(Extracted data entries)

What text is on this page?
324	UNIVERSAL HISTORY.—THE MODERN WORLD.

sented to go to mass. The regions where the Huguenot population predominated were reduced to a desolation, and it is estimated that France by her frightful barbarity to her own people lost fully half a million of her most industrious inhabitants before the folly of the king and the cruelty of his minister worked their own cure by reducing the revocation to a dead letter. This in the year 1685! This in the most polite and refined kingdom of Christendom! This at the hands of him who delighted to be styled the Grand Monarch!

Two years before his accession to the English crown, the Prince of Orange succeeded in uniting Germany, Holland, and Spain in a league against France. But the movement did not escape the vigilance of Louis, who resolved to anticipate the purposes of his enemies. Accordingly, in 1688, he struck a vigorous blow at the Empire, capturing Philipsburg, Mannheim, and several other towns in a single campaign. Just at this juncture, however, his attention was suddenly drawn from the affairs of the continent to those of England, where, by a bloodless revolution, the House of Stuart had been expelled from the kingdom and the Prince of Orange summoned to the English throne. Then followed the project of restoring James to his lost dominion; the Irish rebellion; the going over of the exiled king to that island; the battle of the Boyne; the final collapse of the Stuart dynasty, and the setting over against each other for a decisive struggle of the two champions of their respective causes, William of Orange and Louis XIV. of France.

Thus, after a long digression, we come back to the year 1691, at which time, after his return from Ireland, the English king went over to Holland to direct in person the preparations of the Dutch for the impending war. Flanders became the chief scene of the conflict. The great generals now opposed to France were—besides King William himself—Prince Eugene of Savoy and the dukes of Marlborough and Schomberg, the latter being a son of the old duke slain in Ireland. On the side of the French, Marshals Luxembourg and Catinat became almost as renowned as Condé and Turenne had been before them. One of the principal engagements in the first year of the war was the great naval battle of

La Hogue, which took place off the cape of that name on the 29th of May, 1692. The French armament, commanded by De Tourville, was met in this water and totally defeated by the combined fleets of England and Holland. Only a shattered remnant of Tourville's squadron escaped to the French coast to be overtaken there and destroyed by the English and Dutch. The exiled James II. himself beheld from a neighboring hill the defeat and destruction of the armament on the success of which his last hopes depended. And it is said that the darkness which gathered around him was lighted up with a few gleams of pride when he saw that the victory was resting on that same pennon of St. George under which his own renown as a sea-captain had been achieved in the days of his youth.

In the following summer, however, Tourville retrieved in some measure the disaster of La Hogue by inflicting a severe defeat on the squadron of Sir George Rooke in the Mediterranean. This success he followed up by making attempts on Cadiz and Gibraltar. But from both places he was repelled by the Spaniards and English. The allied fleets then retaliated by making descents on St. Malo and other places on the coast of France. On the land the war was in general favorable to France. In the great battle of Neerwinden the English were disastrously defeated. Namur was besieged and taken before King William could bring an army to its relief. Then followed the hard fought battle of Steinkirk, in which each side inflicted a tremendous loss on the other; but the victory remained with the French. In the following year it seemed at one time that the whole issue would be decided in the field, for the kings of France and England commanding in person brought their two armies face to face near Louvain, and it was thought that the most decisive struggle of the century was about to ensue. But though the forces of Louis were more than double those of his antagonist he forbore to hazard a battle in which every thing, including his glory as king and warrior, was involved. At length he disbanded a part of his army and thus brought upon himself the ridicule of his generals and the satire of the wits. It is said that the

▶ [TASK DESCRIPTION]
Exactly reproduce all of the entries.

▶ [WRITTEN SOLUTION]
What text is on this page?
324	UNIVERSAL HISTORY.—THE MODERN WORLD.

sented to go to mass. The regions where the Huguenot population predominated were reduced to a desolation, and it is estimated that France by her frightful barbarity to her own people lost fully half a million of her most industrious inhabitants before the folly of the king and the cruelty of his minister worked their own cure by reducing the revocation to a dead letter. This in the year 1685! This in the most polite and refined kingdom of Christendom! This at the hands of him who delighted to be styled the Grand Monarch!

Two years before his accession to the English crown, the Prince of Orange succeeded in uniting Germany, Holland, and Spain in a league against France. But the movement did not escape the vigilance of Louis, who resolved to anticipate the purposes of his enemies. Accordingly, in 1688, he struck a vigorous blow at the Empire, capturing Philipsburg, Mannheim, and several other towns in a single campaign. Just at this juncture, however, his attention was suddenly drawn from the affairs of the continent to those of England, where, by a bloodless revolution, the House of Stuart had been expelled from the kingdom and the Prince of Orange summoned to the English throne. Then followed the project of restoring James to his lost dominion; the Irish rebellion; the going over of the exiled king to that island; the battle of the Boyne; the final collapse of the Stuart dynasty, and the setting over against each other for a decisive struggle of the two champions of their respective causes, William of Orange and Louis XIV. of France.

Thus, after a long digression, we come back to the year 1691, at which time, after his return from Ireland, the English king went over to Holland to direct in person the preparations of the Dutch for the impending war. Flanders became the chief scene of the conflict. The great generals now opposed to France were—besides King William himself—Prince Eugene of Savoy and the dukes of Marlborough and Schomberg, the latter being a son of the old duke slain in Ireland. On the side of the French, Marshals Luxembourg and Catinat became almost as renowned as Condé and Turenne had been before them. One of the principal engagements in the first year of the war was the great naval battle of

La Hogue, which took place off the cape of that name on the 29th of May, 1692. The French armament, commanded by De Tourville, was met in this water and totally defeated by the combined fleets of England and Holland. Only a shattered remnant of Tourville's squadron escaped to the French coast to be overtaken there and destroyed by the English and Dutch. The exiled James II. himself beheld from a neighboring hill the defeat and destruction of the armament on the success of which his last hopes depended. And it is said that the darkness which gathered around him was lighted up with a few gleams of pride when he saw that the victory was resting on that same pennon of St. George under which his own renown as a sea-captain had been achieved in the days of his youth.

In the following summer, however, Tourville retrieved in some measure the disaster of La Hogue by inflicting a severe defeat on the squadron of Sir George Rooke in the Mediterranean. This success he followed up by making attempts on Cadiz and Gibraltar. But from both places he was repelled by the Spaniards and English. The allied fleets then retaliated by making descents on St. Malo and other places on the coast of France. On the land the war was in general favorable to France. In the great battle of Neerwinden the English were disastrously defeated. Namur was besieged and taken before King William could bring an army to its relief. Then followed the hard fought battle of Steinkirk, in which each side inflicted a tremendous loss on the other; but the victory remained with the French. In the following year it seemed at one time that the whole issue would be decided in the field, for the kings of France and England commanding in person brought their two armies face to face near Louvain, and it was thought that the most decisive struggle of the century was about to ensue. But though the forces of Louis were more than double those of his antagonist he forbore to hazard a battle in which every thing, including his glory as king and warrior, was involved. At length he disbanded a part of his army and thus brought upon himself the ridicule of his generals and the satire of the wits. It is said that the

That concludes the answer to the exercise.